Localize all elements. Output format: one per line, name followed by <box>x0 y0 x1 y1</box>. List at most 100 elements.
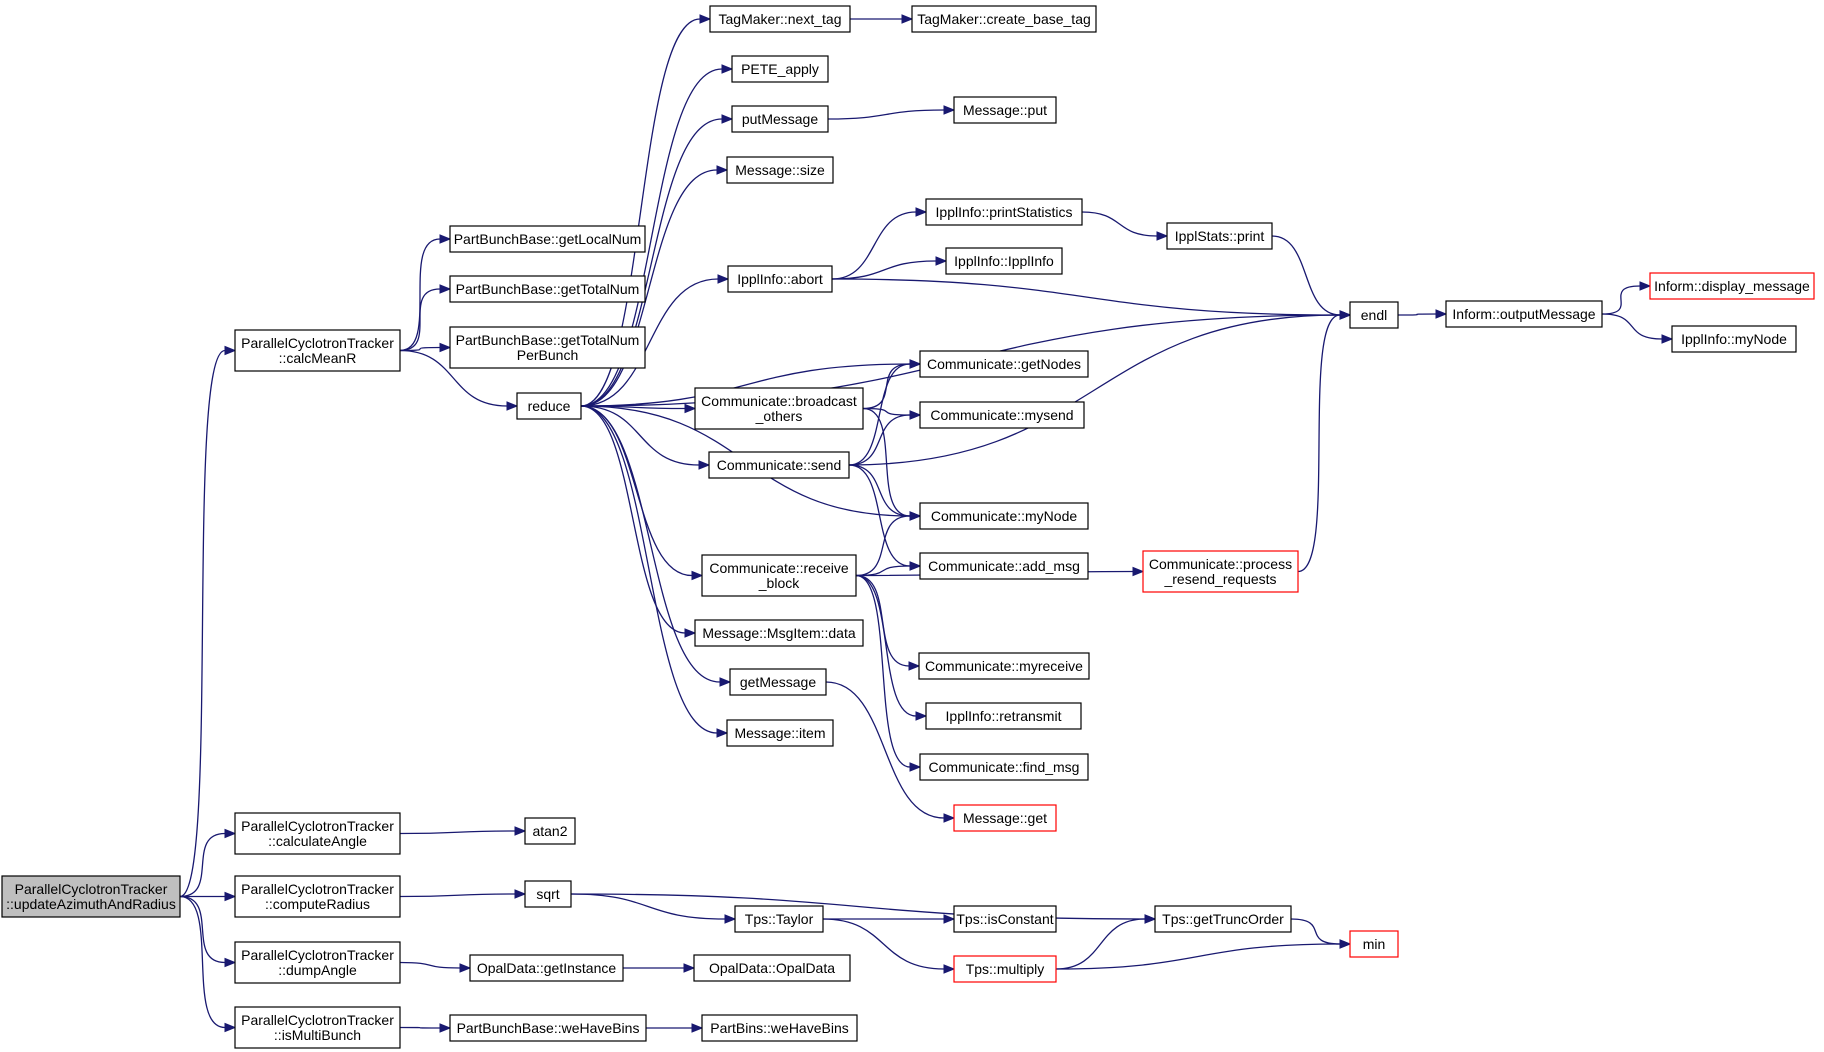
node-calcMeanR[interactable]: ParallelCyclotronTracker::calcMeanR <box>234 329 401 372</box>
node-label: IpplInfo::IpplInfo <box>954 253 1054 269</box>
node-box <box>1 875 181 918</box>
edge-sqrt-to-Taylor <box>570 893 737 924</box>
node-label: Communicate::myNode <box>931 508 1077 524</box>
node-box <box>234 941 401 984</box>
edge-arrowhead <box>1435 309 1448 319</box>
edge-arrowhead <box>915 207 928 217</box>
node-send[interactable]: Communicate::send <box>708 451 850 479</box>
node-putMessage[interactable]: putMessage <box>731 105 829 133</box>
node-box <box>911 5 1097 33</box>
edge-calcMeanR-to-reduce <box>399 349 519 411</box>
node-multiply[interactable]: Tps::multiply <box>953 955 1057 983</box>
node-msgput[interactable]: Message::put <box>953 96 1057 124</box>
node-label: Tps::isConstant <box>956 911 1053 927</box>
node-label: Tps::getTruncOrder <box>1162 911 1284 927</box>
node-receive_block[interactable]: Communicate::receive_block <box>701 554 857 597</box>
edge-arrowhead <box>506 401 519 411</box>
node-label: ::calculateAngle <box>268 833 367 849</box>
edge-process_resend-to-endl <box>1297 310 1352 573</box>
node-box <box>919 753 1089 781</box>
node-PETE_apply[interactable]: PETE_apply <box>731 55 829 83</box>
node-label: putMessage <box>742 111 818 127</box>
node-OpalDataCtor[interactable]: OpalData::OpalData <box>693 954 851 982</box>
node-isMultiBunch[interactable]: ParallelCyclotronTracker::isMultiBunch <box>234 1006 401 1049</box>
node-reduce[interactable]: reduce <box>516 392 582 420</box>
node-retransmit[interactable]: IpplInfo::retransmit <box>925 702 1082 730</box>
node-myreceive[interactable]: Communicate::myreceive <box>918 652 1090 680</box>
node-label: IpplInfo::retransmit <box>946 708 1062 724</box>
edge-line <box>855 574 917 717</box>
node-box <box>449 275 646 303</box>
node-Taylor[interactable]: Tps::Taylor <box>734 905 824 933</box>
node-PartBinsWeHave[interactable]: PartBins::weHaveBins <box>701 1014 858 1042</box>
node-calculateAngle[interactable]: ParallelCyclotronTracker::calculateAngle <box>234 812 401 855</box>
node-box <box>734 905 824 933</box>
node-computeRadius[interactable]: ParallelCyclotronTracker::computeRadius <box>234 875 401 918</box>
node-label: getMessage <box>740 674 816 690</box>
node-atan2[interactable]: atan2 <box>524 817 576 845</box>
edge-arrowhead <box>691 570 704 581</box>
node-isConstant[interactable]: Tps::isConstant <box>953 905 1057 933</box>
node-process_resend[interactable]: Communicate::process_resend_requests <box>1142 550 1299 593</box>
edge-receive_block-to-retransmit <box>855 574 928 721</box>
node-box <box>709 5 851 33</box>
node-weHaveBinsPBB[interactable]: PartBunchBase::weHaveBins <box>449 1014 647 1042</box>
node-getLocalNum[interactable]: PartBunchBase::getLocalNum <box>449 225 646 253</box>
node-root[interactable]: ParallelCyclotronTracker::updateAzimuthA… <box>1 875 181 918</box>
node-myNodeIppl[interactable]: IpplInfo::myNode <box>1671 325 1797 353</box>
node-getTruncOrder[interactable]: Tps::getTruncOrder <box>1154 905 1292 933</box>
node-broadcast_others[interactable]: Communicate::broadcast_others <box>694 387 864 430</box>
node-msgsize[interactable]: Message::size <box>726 156 834 184</box>
edge-line <box>399 349 508 407</box>
edge-arrowhead <box>439 234 452 244</box>
edge-line <box>1297 314 1341 573</box>
node-msgget[interactable]: Message::get <box>953 804 1057 832</box>
node-box <box>693 954 851 982</box>
node-add_msg[interactable]: Communicate::add_msg <box>919 552 1089 580</box>
edge-arrowhead <box>224 957 237 968</box>
node-create_base_tag[interactable]: TagMaker::create_base_tag <box>911 5 1097 33</box>
node-getInstance[interactable]: OpalData::getInstance <box>469 954 624 982</box>
node-MsgItemData[interactable]: Message::MsgItem::data <box>694 619 864 647</box>
edge-getTruncOrder-to-min <box>1290 918 1352 949</box>
edge-receive_block-to-find_msg <box>855 574 922 772</box>
node-endl[interactable]: endl <box>1349 301 1399 329</box>
node-next_tag[interactable]: TagMaker::next_tag <box>709 5 851 33</box>
edge-arrowhead <box>909 359 922 369</box>
node-box <box>234 875 401 918</box>
node-label: _others <box>755 408 803 424</box>
node-abort[interactable]: IpplInfo::abort <box>727 265 833 293</box>
edge-dumpAngle-to-getInstance <box>399 961 472 973</box>
node-IpplInfoCtor[interactable]: IpplInfo::IpplInfo <box>945 247 1063 275</box>
node-label: Message::item <box>734 725 825 741</box>
edge-weHaveBinsPBB-to-PartBinsWeHave <box>645 1023 704 1033</box>
node-sqrt[interactable]: sqrt <box>524 880 572 908</box>
edge-line <box>399 238 441 352</box>
edge-line <box>827 109 945 120</box>
node-getMessage[interactable]: getMessage <box>729 668 827 696</box>
node-getNodes[interactable]: Communicate::getNodes <box>919 350 1089 378</box>
node-outputMessage[interactable]: Inform::outputMessage <box>1445 300 1603 328</box>
node-getTotalNum[interactable]: PartBunchBase::getTotalNum <box>449 275 646 303</box>
edge-line <box>1601 313 1663 340</box>
edge-arrowhead <box>698 460 711 470</box>
edge-reduce-to-getMessage <box>580 405 732 687</box>
node-display_message[interactable]: Inform::display_message <box>1649 272 1815 300</box>
node-IpplStatsPrint[interactable]: IpplStats::print <box>1166 222 1273 250</box>
node-label: ParallelCyclotronTracker <box>241 881 394 897</box>
node-min[interactable]: min <box>1349 930 1399 958</box>
edge-arrowhead <box>459 963 472 973</box>
node-label: Communicate::getNodes <box>927 356 1081 372</box>
node-dumpAngle[interactable]: ParallelCyclotronTracker::dumpAngle <box>234 941 401 984</box>
call-graph-edges <box>179 14 1674 1033</box>
node-printStatistics[interactable]: IpplInfo::printStatistics <box>925 198 1083 226</box>
node-mysend[interactable]: Communicate::mysend <box>919 401 1085 429</box>
node-find_msg[interactable]: Communicate::find_msg <box>919 753 1089 781</box>
edge-arrowhead <box>721 114 734 124</box>
node-msgitem[interactable]: Message::item <box>726 719 834 747</box>
edge-Taylor-to-multiply <box>822 918 956 974</box>
node-label: OpalData::OpalData <box>709 960 835 976</box>
node-label: Communicate::broadcast <box>701 393 857 409</box>
node-myNodeComm[interactable]: Communicate::myNode <box>919 502 1089 530</box>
====
GIVEN EXERCISE = Reproduce the material with "ParallelCyclotronTracker" renamed to "CyclotronTracker" everywhere it occurs, keeping everything else unchanged and omitting the pictures.

RESPONSE TO THE EXERCISE =
Localize all elements. Output format: one per line, name followed by <box>x0 y0 x1 y1</box>. List at most 100 elements.
node-calcMeanR[interactable]: CyclotronTracker::calcMeanR <box>234 329 401 372</box>
node-label: IpplInfo::IpplInfo <box>954 253 1054 269</box>
node-box <box>1 875 181 918</box>
edge-sqrt-to-Taylor <box>570 893 737 924</box>
node-label: Communicate::myNode <box>931 508 1077 524</box>
node-box <box>234 941 401 984</box>
edge-arrowhead <box>1435 309 1448 319</box>
edge-arrowhead <box>915 207 928 217</box>
node-send[interactable]: Communicate::send <box>708 451 850 479</box>
node-putMessage[interactable]: putMessage <box>731 105 829 133</box>
node-box <box>911 5 1097 33</box>
edge-calcMeanR-to-reduce <box>399 349 519 411</box>
node-multiply[interactable]: Tps::multiply <box>953 955 1057 983</box>
node-msgput[interactable]: Message::put <box>953 96 1057 124</box>
node-label: Tps::isConstant <box>956 911 1053 927</box>
node-label: Tps::getTruncOrder <box>1162 911 1284 927</box>
node-receive_block[interactable]: Communicate::receive_block <box>701 554 857 597</box>
edge-arrowhead <box>506 401 519 411</box>
node-label: ::calculateAngle <box>268 833 367 849</box>
edge-process_resend-to-endl <box>1297 310 1352 573</box>
node-box <box>919 753 1089 781</box>
node-PETE_apply[interactable]: PETE_apply <box>731 55 829 83</box>
node-label: putMessage <box>742 111 818 127</box>
node-OpalDataCtor[interactable]: OpalData::OpalData <box>693 954 851 982</box>
node-isMultiBunch[interactable]: CyclotronTracker::isMultiBunch <box>234 1006 401 1049</box>
node-reduce[interactable]: reduce <box>516 392 582 420</box>
node-retransmit[interactable]: IpplInfo::retransmit <box>925 702 1082 730</box>
node-myreceive[interactable]: Communicate::myreceive <box>918 652 1090 680</box>
node-label: IpplInfo::retransmit <box>946 708 1062 724</box>
edge-line <box>855 574 917 717</box>
node-box <box>449 275 646 303</box>
node-Taylor[interactable]: Tps::Taylor <box>734 905 824 933</box>
node-PartBinsWeHave[interactable]: PartBins::weHaveBins <box>701 1014 858 1042</box>
node-calculateAngle[interactable]: CyclotronTracker::calculateAngle <box>234 812 401 855</box>
node-box <box>734 905 824 933</box>
node-computeRadius[interactable]: CyclotronTracker::computeRadius <box>234 875 401 918</box>
node-label: getMessage <box>740 674 816 690</box>
node-atan2[interactable]: atan2 <box>524 817 576 845</box>
edge-arrowhead <box>691 570 704 581</box>
node-isConstant[interactable]: Tps::isConstant <box>953 905 1057 933</box>
node-process_resend[interactable]: Communicate::process_resend_requests <box>1142 550 1299 593</box>
edge-receive_block-to-retransmit <box>855 574 928 721</box>
node-box <box>709 5 851 33</box>
node-weHaveBinsPBB[interactable]: PartBunchBase::weHaveBins <box>449 1014 647 1042</box>
node-getLocalNum[interactable]: PartBunchBase::getLocalNum <box>449 225 646 253</box>
node-root[interactable]: CyclotronTracker::updateAzimuthA… <box>1 875 181 918</box>
node-myNodeIppl[interactable]: IpplInfo::myNode <box>1671 325 1797 353</box>
node-getTruncOrder[interactable]: Tps::getTruncOrder <box>1154 905 1292 933</box>
node-broadcast_others[interactable]: Communicate::broadcast_others <box>694 387 864 430</box>
node-msgsize[interactable]: Message::size <box>726 156 834 184</box>
edge-line <box>399 349 508 407</box>
edge-arrowhead <box>439 234 452 244</box>
edge-line <box>1297 314 1341 573</box>
node-msgget[interactable]: Message::get <box>953 804 1057 832</box>
node-box <box>693 954 851 982</box>
node-add_msg[interactable]: Communicate::add_msg <box>919 552 1089 580</box>
edge-arrowhead <box>224 957 237 968</box>
node-create_base_tag[interactable]: TagMaker::create_base_tag <box>911 5 1097 33</box>
node-getInstance[interactable]: OpalData::getInstance <box>469 954 624 982</box>
node-MsgItemData[interactable]: Message::MsgItem::data <box>694 619 864 647</box>
edge-getTruncOrder-to-min <box>1290 918 1352 949</box>
edge-receive_block-to-find_msg <box>855 574 922 772</box>
node-endl[interactable]: endl <box>1349 301 1399 329</box>
node-next_tag[interactable]: TagMaker::next_tag <box>709 5 851 33</box>
edge-arrowhead <box>909 359 922 369</box>
node-box <box>234 875 401 918</box>
node-label: _others <box>755 408 803 424</box>
node-abort[interactable]: IpplInfo::abort <box>727 265 833 293</box>
edge-dumpAngle-to-getInstance <box>399 961 472 973</box>
node-IpplInfoCtor[interactable]: IpplInfo::IpplInfo <box>945 247 1063 275</box>
node-label: Message::item <box>734 725 825 741</box>
edge-weHaveBinsPBB-to-PartBinsWeHave <box>645 1023 704 1033</box>
node-sqrt[interactable]: sqrt <box>524 880 572 908</box>
edge-line <box>399 238 441 352</box>
edge-line <box>827 109 945 120</box>
node-getMessage[interactable]: getMessage <box>729 668 827 696</box>
node-getNodes[interactable]: Communicate::getNodes <box>919 350 1089 378</box>
node-outputMessage[interactable]: Inform::outputMessage <box>1445 300 1603 328</box>
node-getTotalNum[interactable]: PartBunchBase::getTotalNum <box>449 275 646 303</box>
edge-line <box>1601 313 1663 340</box>
edge-arrowhead <box>698 460 711 470</box>
edge-reduce-to-getMessage <box>580 405 732 687</box>
node-display_message[interactable]: Inform::display_message <box>1649 272 1815 300</box>
node-IpplStatsPrint[interactable]: IpplStats::print <box>1166 222 1273 250</box>
node-label: CyclotronTracker <box>241 881 394 897</box>
node-min[interactable]: min <box>1349 930 1399 958</box>
edge-arrowhead <box>459 963 472 973</box>
node-label: Communicate::getNodes <box>927 356 1081 372</box>
node-dumpAngle[interactable]: CyclotronTracker::dumpAngle <box>234 941 401 984</box>
call-graph-edges <box>179 14 1674 1033</box>
node-printStatistics[interactable]: IpplInfo::printStatistics <box>925 198 1083 226</box>
node-mysend[interactable]: Communicate::mysend <box>919 401 1085 429</box>
node-find_msg[interactable]: Communicate::find_msg <box>919 753 1089 781</box>
edge-arrowhead <box>721 114 734 124</box>
node-msgitem[interactable]: Message::item <box>726 719 834 747</box>
edge-Taylor-to-multiply <box>822 918 956 974</box>
node-label: OpalData::OpalData <box>709 960 835 976</box>
node-label: Communicate::broadcast <box>701 393 857 409</box>
node-myNodeComm[interactable]: Communicate::myNode <box>919 502 1089 530</box>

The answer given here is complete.